* _Problem to work on_
Could you report every line from the entries that includes the word "plexiform"?

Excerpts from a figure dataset
BEGIN

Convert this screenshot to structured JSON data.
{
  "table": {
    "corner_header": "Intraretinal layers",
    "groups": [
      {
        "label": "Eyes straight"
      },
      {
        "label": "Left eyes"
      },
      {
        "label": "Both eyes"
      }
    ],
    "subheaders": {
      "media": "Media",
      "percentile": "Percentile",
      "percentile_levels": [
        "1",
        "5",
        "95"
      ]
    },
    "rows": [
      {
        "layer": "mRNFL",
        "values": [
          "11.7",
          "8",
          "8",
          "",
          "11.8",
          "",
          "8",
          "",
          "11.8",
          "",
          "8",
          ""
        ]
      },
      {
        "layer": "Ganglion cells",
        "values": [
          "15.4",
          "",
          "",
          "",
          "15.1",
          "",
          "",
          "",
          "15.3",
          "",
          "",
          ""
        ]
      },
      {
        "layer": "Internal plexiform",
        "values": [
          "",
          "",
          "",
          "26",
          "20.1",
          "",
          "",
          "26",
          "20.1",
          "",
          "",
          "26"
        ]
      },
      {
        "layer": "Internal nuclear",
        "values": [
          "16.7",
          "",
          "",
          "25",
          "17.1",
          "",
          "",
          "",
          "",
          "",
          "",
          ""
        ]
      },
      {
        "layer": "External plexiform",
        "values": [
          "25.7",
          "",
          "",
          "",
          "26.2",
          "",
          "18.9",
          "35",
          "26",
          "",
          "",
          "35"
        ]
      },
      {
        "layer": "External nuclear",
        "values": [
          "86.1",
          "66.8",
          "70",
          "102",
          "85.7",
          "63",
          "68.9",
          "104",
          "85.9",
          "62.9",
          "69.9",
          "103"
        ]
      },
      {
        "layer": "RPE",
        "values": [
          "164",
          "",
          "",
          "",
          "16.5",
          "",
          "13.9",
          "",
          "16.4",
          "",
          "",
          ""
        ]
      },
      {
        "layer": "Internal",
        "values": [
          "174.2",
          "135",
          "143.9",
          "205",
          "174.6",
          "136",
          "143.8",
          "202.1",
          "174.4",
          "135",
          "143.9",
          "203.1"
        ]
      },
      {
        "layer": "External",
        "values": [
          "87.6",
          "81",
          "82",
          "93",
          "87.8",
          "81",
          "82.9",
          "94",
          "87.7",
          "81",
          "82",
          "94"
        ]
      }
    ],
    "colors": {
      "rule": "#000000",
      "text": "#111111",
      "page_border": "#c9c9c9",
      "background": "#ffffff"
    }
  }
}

END

* _Result for this task_
        "layer": "Internal plexiform",
        "layer": "External plexiform",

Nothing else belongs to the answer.